▶ [WHAT THE TASK REQUIRES]:
Copy out the rows below exactly, from the very first one down to the one containing "check-badge-icon xyxy=(258,62,273,77)", including both.

▶ [EXERCISE INPUT]:

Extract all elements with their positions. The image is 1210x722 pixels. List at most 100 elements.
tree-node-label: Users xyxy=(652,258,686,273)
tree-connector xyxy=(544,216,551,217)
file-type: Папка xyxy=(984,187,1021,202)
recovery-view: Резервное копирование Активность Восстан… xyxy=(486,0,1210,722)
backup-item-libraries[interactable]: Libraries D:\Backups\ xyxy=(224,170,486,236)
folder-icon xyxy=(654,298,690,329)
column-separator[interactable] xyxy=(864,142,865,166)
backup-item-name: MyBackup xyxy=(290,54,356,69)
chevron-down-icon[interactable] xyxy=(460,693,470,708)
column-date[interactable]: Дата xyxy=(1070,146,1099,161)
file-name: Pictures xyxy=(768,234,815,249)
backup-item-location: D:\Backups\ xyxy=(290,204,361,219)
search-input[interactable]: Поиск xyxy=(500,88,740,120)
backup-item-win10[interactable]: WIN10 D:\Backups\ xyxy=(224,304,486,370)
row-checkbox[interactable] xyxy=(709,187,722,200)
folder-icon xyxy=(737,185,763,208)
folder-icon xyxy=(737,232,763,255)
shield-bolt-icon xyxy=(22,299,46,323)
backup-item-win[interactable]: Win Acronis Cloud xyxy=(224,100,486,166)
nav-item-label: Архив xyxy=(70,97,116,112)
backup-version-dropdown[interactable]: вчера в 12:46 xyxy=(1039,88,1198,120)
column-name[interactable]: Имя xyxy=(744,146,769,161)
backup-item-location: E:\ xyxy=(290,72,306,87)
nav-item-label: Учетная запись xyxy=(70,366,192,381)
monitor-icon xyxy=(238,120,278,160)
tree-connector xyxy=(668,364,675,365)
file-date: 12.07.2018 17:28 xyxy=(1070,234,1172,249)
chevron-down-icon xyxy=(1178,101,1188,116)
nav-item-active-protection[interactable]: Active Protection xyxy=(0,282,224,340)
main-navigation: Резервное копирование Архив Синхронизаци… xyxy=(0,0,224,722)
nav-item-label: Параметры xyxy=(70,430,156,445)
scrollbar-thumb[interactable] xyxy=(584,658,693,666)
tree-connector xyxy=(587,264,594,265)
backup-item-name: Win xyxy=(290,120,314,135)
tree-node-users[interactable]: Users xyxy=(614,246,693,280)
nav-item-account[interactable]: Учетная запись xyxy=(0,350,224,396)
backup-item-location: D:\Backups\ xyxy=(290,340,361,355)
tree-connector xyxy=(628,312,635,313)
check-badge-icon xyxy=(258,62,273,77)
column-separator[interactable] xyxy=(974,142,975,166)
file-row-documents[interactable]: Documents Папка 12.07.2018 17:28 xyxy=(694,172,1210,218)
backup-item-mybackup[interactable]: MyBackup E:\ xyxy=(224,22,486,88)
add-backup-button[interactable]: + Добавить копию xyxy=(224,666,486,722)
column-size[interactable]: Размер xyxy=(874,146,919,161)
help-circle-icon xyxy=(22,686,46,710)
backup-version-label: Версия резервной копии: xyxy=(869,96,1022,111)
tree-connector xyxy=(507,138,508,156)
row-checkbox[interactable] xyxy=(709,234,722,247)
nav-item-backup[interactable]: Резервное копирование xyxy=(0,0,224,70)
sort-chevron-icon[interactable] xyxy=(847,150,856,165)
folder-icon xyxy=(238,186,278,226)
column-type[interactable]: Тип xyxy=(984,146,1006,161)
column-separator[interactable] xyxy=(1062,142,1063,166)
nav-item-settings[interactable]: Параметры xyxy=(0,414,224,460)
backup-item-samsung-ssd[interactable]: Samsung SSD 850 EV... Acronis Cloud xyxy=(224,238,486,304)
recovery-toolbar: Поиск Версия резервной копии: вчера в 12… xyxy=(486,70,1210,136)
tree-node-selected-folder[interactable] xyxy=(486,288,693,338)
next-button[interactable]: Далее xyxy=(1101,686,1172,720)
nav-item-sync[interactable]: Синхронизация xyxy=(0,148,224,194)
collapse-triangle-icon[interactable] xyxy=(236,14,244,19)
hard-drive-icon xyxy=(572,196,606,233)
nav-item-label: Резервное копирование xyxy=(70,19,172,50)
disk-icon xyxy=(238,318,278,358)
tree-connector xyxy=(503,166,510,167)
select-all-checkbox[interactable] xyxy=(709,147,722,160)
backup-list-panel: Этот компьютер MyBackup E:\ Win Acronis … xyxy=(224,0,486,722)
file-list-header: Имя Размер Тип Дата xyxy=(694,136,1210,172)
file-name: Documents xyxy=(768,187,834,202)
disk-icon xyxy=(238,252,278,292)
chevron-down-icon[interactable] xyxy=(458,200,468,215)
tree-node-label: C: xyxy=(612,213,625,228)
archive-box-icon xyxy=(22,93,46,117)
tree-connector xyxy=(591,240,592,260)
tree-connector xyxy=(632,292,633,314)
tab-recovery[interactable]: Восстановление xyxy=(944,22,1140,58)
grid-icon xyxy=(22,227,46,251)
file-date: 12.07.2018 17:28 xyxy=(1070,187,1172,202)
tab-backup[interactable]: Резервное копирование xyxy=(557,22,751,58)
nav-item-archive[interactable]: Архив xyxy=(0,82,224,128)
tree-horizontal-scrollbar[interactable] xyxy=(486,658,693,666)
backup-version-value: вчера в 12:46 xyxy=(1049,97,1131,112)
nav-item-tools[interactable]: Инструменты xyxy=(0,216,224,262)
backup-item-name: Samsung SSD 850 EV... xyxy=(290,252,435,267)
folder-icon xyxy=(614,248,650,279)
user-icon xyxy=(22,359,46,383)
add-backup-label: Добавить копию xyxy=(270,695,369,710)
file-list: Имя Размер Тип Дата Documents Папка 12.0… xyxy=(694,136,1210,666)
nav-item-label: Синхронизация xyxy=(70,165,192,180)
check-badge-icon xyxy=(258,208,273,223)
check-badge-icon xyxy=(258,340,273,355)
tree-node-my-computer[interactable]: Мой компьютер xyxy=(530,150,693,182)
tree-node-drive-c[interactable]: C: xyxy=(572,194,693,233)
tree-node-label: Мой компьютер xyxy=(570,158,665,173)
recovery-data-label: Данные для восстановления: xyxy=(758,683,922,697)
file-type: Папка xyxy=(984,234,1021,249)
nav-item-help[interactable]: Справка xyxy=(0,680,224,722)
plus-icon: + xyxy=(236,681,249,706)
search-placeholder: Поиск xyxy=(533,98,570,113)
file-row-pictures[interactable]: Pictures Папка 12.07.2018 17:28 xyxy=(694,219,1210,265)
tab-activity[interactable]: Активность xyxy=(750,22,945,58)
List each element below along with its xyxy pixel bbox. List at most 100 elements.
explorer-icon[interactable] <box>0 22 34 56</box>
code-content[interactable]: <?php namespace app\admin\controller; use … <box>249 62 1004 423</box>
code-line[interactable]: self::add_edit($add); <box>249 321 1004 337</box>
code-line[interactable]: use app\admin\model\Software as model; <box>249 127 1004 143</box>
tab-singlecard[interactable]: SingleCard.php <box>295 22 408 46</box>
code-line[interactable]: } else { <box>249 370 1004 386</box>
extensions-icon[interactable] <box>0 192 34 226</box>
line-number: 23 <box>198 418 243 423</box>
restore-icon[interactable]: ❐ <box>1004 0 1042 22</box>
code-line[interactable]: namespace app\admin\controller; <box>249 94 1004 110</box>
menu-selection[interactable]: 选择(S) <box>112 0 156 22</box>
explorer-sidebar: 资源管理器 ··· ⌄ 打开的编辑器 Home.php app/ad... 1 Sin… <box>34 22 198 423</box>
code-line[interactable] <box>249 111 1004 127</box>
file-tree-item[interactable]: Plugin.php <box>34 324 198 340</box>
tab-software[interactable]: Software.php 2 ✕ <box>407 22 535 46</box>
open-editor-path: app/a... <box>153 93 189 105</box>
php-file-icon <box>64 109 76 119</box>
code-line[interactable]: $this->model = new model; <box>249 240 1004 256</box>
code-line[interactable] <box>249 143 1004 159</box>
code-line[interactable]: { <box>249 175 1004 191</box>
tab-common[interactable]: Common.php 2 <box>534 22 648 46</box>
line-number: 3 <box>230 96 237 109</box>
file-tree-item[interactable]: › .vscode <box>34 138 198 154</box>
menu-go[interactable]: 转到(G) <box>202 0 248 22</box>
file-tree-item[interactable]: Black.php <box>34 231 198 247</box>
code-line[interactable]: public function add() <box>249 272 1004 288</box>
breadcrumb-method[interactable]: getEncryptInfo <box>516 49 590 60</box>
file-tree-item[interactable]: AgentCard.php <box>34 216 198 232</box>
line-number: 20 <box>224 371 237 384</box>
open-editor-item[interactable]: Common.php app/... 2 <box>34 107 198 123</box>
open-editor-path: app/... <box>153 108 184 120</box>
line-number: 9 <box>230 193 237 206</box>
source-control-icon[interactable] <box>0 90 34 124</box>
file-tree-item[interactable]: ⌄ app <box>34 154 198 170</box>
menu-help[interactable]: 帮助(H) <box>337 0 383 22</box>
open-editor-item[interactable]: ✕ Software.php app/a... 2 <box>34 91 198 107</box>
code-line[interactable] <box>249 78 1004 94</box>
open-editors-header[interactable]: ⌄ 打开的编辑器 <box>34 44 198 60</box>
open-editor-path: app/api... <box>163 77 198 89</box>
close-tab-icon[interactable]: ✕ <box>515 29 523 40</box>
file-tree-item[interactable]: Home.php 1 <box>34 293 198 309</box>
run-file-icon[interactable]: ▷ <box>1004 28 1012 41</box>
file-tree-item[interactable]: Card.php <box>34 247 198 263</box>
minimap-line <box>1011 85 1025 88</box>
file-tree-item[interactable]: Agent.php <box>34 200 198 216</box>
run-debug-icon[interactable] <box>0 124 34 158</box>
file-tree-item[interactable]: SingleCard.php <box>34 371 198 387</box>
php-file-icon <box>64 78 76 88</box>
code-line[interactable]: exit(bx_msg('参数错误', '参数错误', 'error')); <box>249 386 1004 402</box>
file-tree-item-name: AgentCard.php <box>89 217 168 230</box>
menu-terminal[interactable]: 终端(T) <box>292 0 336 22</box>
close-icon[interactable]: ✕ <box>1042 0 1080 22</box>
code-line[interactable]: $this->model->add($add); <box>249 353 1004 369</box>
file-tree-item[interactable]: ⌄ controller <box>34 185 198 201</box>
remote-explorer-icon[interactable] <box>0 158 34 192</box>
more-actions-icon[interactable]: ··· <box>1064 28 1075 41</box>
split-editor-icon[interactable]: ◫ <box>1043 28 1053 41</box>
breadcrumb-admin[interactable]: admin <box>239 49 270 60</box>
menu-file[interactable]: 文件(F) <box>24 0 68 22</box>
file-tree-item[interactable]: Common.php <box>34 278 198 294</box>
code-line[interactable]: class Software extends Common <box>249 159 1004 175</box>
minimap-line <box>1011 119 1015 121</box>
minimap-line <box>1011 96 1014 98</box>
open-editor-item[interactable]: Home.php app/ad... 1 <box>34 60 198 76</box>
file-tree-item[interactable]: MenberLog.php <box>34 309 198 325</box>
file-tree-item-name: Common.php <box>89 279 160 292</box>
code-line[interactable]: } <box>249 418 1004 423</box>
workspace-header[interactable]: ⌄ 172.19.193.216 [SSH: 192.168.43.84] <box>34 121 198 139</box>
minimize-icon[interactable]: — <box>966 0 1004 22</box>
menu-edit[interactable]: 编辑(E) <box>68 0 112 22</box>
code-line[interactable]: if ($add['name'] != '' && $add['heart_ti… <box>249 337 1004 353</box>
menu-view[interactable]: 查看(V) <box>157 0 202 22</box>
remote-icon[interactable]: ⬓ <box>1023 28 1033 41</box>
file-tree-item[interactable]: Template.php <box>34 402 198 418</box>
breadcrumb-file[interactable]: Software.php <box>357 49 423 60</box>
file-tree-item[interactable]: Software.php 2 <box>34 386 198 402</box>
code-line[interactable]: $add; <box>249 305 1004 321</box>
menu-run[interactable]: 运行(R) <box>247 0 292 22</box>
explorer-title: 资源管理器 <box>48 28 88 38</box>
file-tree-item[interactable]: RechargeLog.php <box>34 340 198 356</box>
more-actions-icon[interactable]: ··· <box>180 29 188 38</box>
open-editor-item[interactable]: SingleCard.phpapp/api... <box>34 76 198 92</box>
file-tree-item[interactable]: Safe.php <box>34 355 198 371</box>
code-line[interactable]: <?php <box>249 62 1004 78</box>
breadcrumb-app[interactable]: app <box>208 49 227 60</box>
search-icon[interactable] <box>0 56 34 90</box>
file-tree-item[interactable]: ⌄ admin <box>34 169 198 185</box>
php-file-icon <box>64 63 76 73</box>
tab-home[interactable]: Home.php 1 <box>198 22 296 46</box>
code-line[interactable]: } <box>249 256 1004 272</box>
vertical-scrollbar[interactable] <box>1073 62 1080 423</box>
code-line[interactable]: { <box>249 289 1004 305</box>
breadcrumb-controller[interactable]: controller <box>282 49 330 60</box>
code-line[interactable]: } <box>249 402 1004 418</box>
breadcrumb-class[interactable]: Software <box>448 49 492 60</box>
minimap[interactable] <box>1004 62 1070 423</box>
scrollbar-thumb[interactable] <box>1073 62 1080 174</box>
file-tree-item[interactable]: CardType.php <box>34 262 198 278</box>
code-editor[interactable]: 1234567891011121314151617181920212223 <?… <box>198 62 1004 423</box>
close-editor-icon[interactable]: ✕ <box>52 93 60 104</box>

▶ [OUTPUT BELOW]:
Extract all elements with their positions. The image is 1210x722 pixels. List at most 100 elements.
tree-node-label: Users xyxy=(652,258,686,273)
tree-connector xyxy=(544,216,551,217)
file-type: Папка xyxy=(984,187,1021,202)
recovery-view: Резервное копирование Активность Восстан… xyxy=(486,0,1210,722)
backup-item-libraries[interactable]: Libraries D:\Backups\ xyxy=(224,170,486,236)
folder-icon xyxy=(654,298,690,329)
column-separator[interactable] xyxy=(864,142,865,166)
backup-item-name: MyBackup xyxy=(290,54,356,69)
chevron-down-icon[interactable] xyxy=(460,693,470,708)
column-date[interactable]: Дата xyxy=(1070,146,1099,161)
file-name: Pictures xyxy=(768,234,815,249)
backup-item-location: D:\Backups\ xyxy=(290,204,361,219)
search-input[interactable]: Поиск xyxy=(500,88,740,120)
backup-item-win10[interactable]: WIN10 D:\Backups\ xyxy=(224,304,486,370)
row-checkbox[interactable] xyxy=(709,187,722,200)
folder-icon xyxy=(737,185,763,208)
folder-icon xyxy=(737,232,763,255)
shield-bolt-icon xyxy=(22,299,46,323)
backup-item-win[interactable]: Win Acronis Cloud xyxy=(224,100,486,166)
nav-item-label: Архив xyxy=(70,97,116,112)
backup-version-dropdown[interactable]: вчера в 12:46 xyxy=(1039,88,1198,120)
column-name[interactable]: Имя xyxy=(744,146,769,161)
backup-item-location: E:\ xyxy=(290,72,306,87)
nav-item-label: Учетная запись xyxy=(70,366,192,381)
monitor-icon xyxy=(238,120,278,160)
tree-connector xyxy=(668,364,675,365)
file-date: 12.07.2018 17:28 xyxy=(1070,234,1172,249)
chevron-down-icon xyxy=(1178,101,1188,116)
nav-item-active-protection[interactable]: Active Protection xyxy=(0,282,224,340)
main-navigation: Резервное копирование Архив Синхронизаци… xyxy=(0,0,224,722)
nav-item-label: Параметры xyxy=(70,430,156,445)
scrollbar-thumb[interactable] xyxy=(584,658,693,666)
tree-connector xyxy=(587,264,594,265)
backup-item-name: Win xyxy=(290,120,314,135)
tree-node-users[interactable]: Users xyxy=(614,246,693,280)
nav-item-account[interactable]: Учетная запись xyxy=(0,350,224,396)
backup-item-location: D:\Backups\ xyxy=(290,340,361,355)
tree-connector xyxy=(628,312,635,313)
check-badge-icon xyxy=(258,62,273,77)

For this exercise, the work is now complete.